Task to complete: Your task is to copy the listing exactly, with the pictures left out.

Entries supplied:
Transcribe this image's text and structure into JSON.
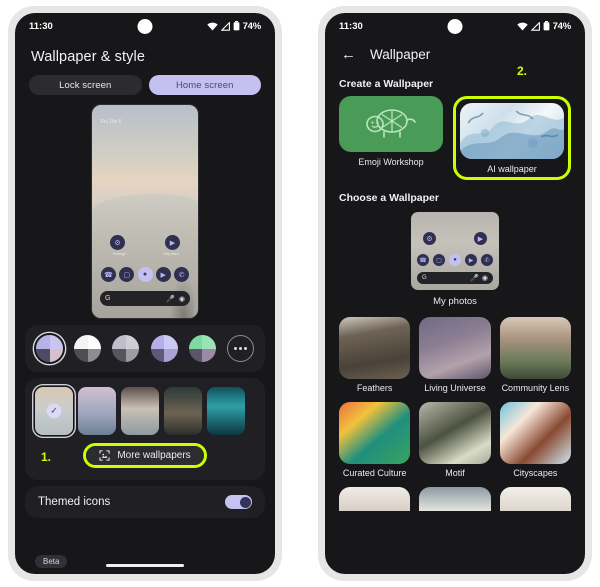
{
  "meta": {
    "accent_highlight": "#ccff00",
    "screen_bg": "#17171a",
    "frame": "#e6e6e6"
  },
  "status_bar": {
    "time": "11:30",
    "battery_pct": "74%",
    "wifi_icon": "wifi-icon",
    "signal_icon": "signal-icon",
    "battery_icon": "battery-icon"
  },
  "left_phone": {
    "title": "Wallpaper & style",
    "segments": [
      {
        "label": "Lock screen",
        "selected": false
      },
      {
        "label": "Home screen",
        "selected": true
      }
    ],
    "preview": {
      "date": "Fri, Oct 6",
      "app_labels": [
        "Settings",
        "Play Movi"
      ],
      "dock_icons": [
        "whatsapp-icon",
        "instagram-icon",
        "messages-icon",
        "youtube-icon",
        "phone-icon"
      ],
      "search_left_icon": "google-g-icon",
      "search_mic_icon": "microphone-icon",
      "search_lens_icon": "lens-icon"
    },
    "color_swatches": [
      {
        "name": "swatch-1",
        "selected": true,
        "colors": [
          "#b6b2e8",
          "#c9c5ef",
          "#4e4a63",
          "#d6c0cc"
        ]
      },
      {
        "name": "swatch-2",
        "selected": false,
        "colors": [
          "#f4f4f4",
          "#ffffff",
          "#4e4e52",
          "#8d8d92"
        ]
      },
      {
        "name": "swatch-3",
        "selected": false,
        "colors": [
          "#c0bec9",
          "#cfcdd6",
          "#56545c",
          "#9e9ca6"
        ]
      },
      {
        "name": "swatch-4",
        "selected": false,
        "colors": [
          "#b4afeb",
          "#cdc9f4",
          "#5d5976",
          "#a9a3d4"
        ]
      },
      {
        "name": "swatch-5",
        "selected": false,
        "colors": [
          "#7ed9a2",
          "#9be2b6",
          "#5b5568",
          "#9a8aa6"
        ]
      },
      {
        "name": "swatch-more",
        "selected": false,
        "more": true
      }
    ],
    "wallpaper_thumbs": [
      {
        "name": "thumb-selected",
        "selected": true,
        "grad": "linear-gradient(180deg,#d9c9b2 0%,#c9cdcb 45%,#b6bfc2 100%)"
      },
      {
        "name": "thumb-city",
        "selected": false,
        "grad": "linear-gradient(180deg,#d3bfd0 0%,#9fa7bd 55%,#6d7f95 100%)"
      },
      {
        "name": "thumb-mountain",
        "selected": false,
        "grad": "linear-gradient(180deg,#5d5049 0%,#c8c0b5 45%,#8f9aa3 100%)"
      },
      {
        "name": "thumb-road",
        "selected": false,
        "grad": "linear-gradient(180deg,#2e3a3a 0%,#6d6352 55%,#2b2e2c 100%)"
      },
      {
        "name": "thumb-teal",
        "selected": false,
        "grad": "linear-gradient(180deg,#12505c 0%,#2ea0a8 40%,#0d3640 100%)"
      }
    ],
    "more_wallpapers": {
      "label": "More wallpapers",
      "icon": "image-frame-icon"
    },
    "annotation_1": "1.",
    "themed_icons": {
      "label": "Themed icons",
      "toggle_on": true
    },
    "beta_badge": "Beta"
  },
  "right_phone": {
    "back_icon": "back-arrow-icon",
    "title": "Wallpaper",
    "annotation_2": "2.",
    "create_section": {
      "heading": "Create a Wallpaper",
      "items": [
        {
          "label": "Emoji Workshop",
          "art": "turtle-icon",
          "highlighted": false
        },
        {
          "label": "AI wallpaper",
          "art": "ai-art",
          "highlighted": true
        }
      ]
    },
    "choose_section": {
      "heading": "Choose a Wallpaper",
      "my_photos_label": "My photos",
      "categories": [
        {
          "label": "Feathers",
          "grad": "linear-gradient(170deg,#cfc8bd 0%,#6d6355 28%,#4a4238 70%,#6a6152 100%)"
        },
        {
          "label": "Living Universe",
          "grad": "linear-gradient(160deg,#6f6a86 0%,#8d7f93 40%,#b3a1ab 70%,#5d5569 100%)"
        },
        {
          "label": "Community Lens",
          "grad": "linear-gradient(180deg,#d9c7b6 0%,#a89480 35%,#6d7b5c 70%,#3f4a35 100%)"
        },
        {
          "label": "Curated Culture",
          "grad": "linear-gradient(140deg,#e8713f 0%,#f2c23c 28%,#1f8f7e 58%,#3aa35e 100%)"
        },
        {
          "label": "Motif",
          "grad": "linear-gradient(150deg,#b9b7ab 0%,#4c5240 45%,#d9dcc6 78%,#a9a89a 100%)"
        },
        {
          "label": "Cityscapes",
          "grad": "linear-gradient(135deg,#6fc2e0 0%,#f7e6d8 30%,#8a4a33 62%,#cfe6ef 100%)"
        }
      ],
      "partial_row": [
        {
          "grad": "linear-gradient(180deg,#f0ece6 0%,#d8cfc6 100%)"
        },
        {
          "grad": "linear-gradient(180deg,#8f9aa3 0%,#e3e5e0 100%)"
        },
        {
          "grad": "linear-gradient(180deg,#f2efe9 0%,#ddd6cc 100%)"
        }
      ]
    }
  }
}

Task output:
Transcribe this image's text and structure into JSON.
{
  "meta": {
    "accent_highlight": "#ccff00",
    "screen_bg": "#17171a",
    "frame": "#e6e6e6"
  },
  "status_bar": {
    "time": "11:30",
    "battery_pct": "74%",
    "wifi_icon": "wifi-icon",
    "signal_icon": "signal-icon",
    "battery_icon": "battery-icon"
  },
  "left_phone": {
    "title": "Wallpaper & style",
    "segments": [
      {
        "label": "Lock screen",
        "selected": false
      },
      {
        "label": "Home screen",
        "selected": true
      }
    ],
    "preview": {
      "date": "Fri, Oct 6",
      "app_labels": [
        "Settings",
        "Play Movi"
      ],
      "dock_icons": [
        "whatsapp-icon",
        "instagram-icon",
        "messages-icon",
        "youtube-icon",
        "phone-icon"
      ],
      "search_left_icon": "google-g-icon",
      "search_mic_icon": "microphone-icon",
      "search_lens_icon": "lens-icon"
    },
    "color_swatches": [
      {
        "name": "swatch-1",
        "selected": true,
        "colors": [
          "#b6b2e8",
          "#c9c5ef",
          "#4e4a63",
          "#d6c0cc"
        ]
      },
      {
        "name": "swatch-2",
        "selected": false,
        "colors": [
          "#f4f4f4",
          "#ffffff",
          "#4e4e52",
          "#8d8d92"
        ]
      },
      {
        "name": "swatch-3",
        "selected": false,
        "colors": [
          "#c0bec9",
          "#cfcdd6",
          "#56545c",
          "#9e9ca6"
        ]
      },
      {
        "name": "swatch-4",
        "selected": false,
        "colors": [
          "#b4afeb",
          "#cdc9f4",
          "#5d5976",
          "#a9a3d4"
        ]
      },
      {
        "name": "swatch-5",
        "selected": false,
        "colors": [
          "#7ed9a2",
          "#9be2b6",
          "#5b5568",
          "#9a8aa6"
        ]
      },
      {
        "name": "swatch-more",
        "selected": false,
        "more": true
      }
    ],
    "wallpaper_thumbs": [
      {
        "name": "thumb-selected",
        "selected": true,
        "grad": "linear-gradient(180deg,#d9c9b2 0%,#c9cdcb 45%,#b6bfc2 100%)"
      },
      {
        "name": "thumb-city",
        "selected": false,
        "grad": "linear-gradient(180deg,#d3bfd0 0%,#9fa7bd 55%,#6d7f95 100%)"
      },
      {
        "name": "thumb-mountain",
        "selected": false,
        "grad": "linear-gradient(180deg,#5d5049 0%,#c8c0b5 45%,#8f9aa3 100%)"
      },
      {
        "name": "thumb-road",
        "selected": false,
        "grad": "linear-gradient(180deg,#2e3a3a 0%,#6d6352 55%,#2b2e2c 100%)"
      },
      {
        "name": "thumb-teal",
        "selected": false,
        "grad": "linear-gradient(180deg,#12505c 0%,#2ea0a8 40%,#0d3640 100%)"
      }
    ],
    "more_wallpapers": {
      "label": "More wallpapers",
      "icon": "image-frame-icon"
    },
    "annotation_1": "1.",
    "themed_icons": {
      "label": "Themed icons",
      "toggle_on": true
    },
    "beta_badge": "Beta"
  },
  "right_phone": {
    "back_icon": "back-arrow-icon",
    "title": "Wallpaper",
    "annotation_2": "2.",
    "create_section": {
      "heading": "Create a Wallpaper",
      "items": [
        {
          "label": "Emoji Workshop",
          "art": "turtle-icon",
          "highlighted": false
        },
        {
          "label": "AI wallpaper",
          "art": "ai-art",
          "highlighted": true
        }
      ]
    },
    "choose_section": {
      "heading": "Choose a Wallpaper",
      "my_photos_label": "My photos",
      "categories": [
        {
          "label": "Feathers",
          "grad": "linear-gradient(170deg,#cfc8bd 0%,#6d6355 28%,#4a4238 70%,#6a6152 100%)"
        },
        {
          "label": "Living Universe",
          "grad": "linear-gradient(160deg,#6f6a86 0%,#8d7f93 40%,#b3a1ab 70%,#5d5569 100%)"
        },
        {
          "label": "Community Lens",
          "grad": "linear-gradient(180deg,#d9c7b6 0%,#a89480 35%,#6d7b5c 70%,#3f4a35 100%)"
        },
        {
          "label": "Curated Culture",
          "grad": "linear-gradient(140deg,#e8713f 0%,#f2c23c 28%,#1f8f7e 58%,#3aa35e 100%)"
        },
        {
          "label": "Motif",
          "grad": "linear-gradient(150deg,#b9b7ab 0%,#4c5240 45%,#d9dcc6 78%,#a9a89a 100%)"
        },
        {
          "label": "Cityscapes",
          "grad": "linear-gradient(135deg,#6fc2e0 0%,#f7e6d8 30%,#8a4a33 62%,#cfe6ef 100%)"
        }
      ],
      "partial_row": [
        {
          "grad": "linear-gradient(180deg,#f0ece6 0%,#d8cfc6 100%)"
        },
        {
          "grad": "linear-gradient(180deg,#8f9aa3 0%,#e3e5e0 100%)"
        },
        {
          "grad": "linear-gradient(180deg,#f2efe9 0%,#ddd6cc 100%)"
        }
      ]
    }
  }
}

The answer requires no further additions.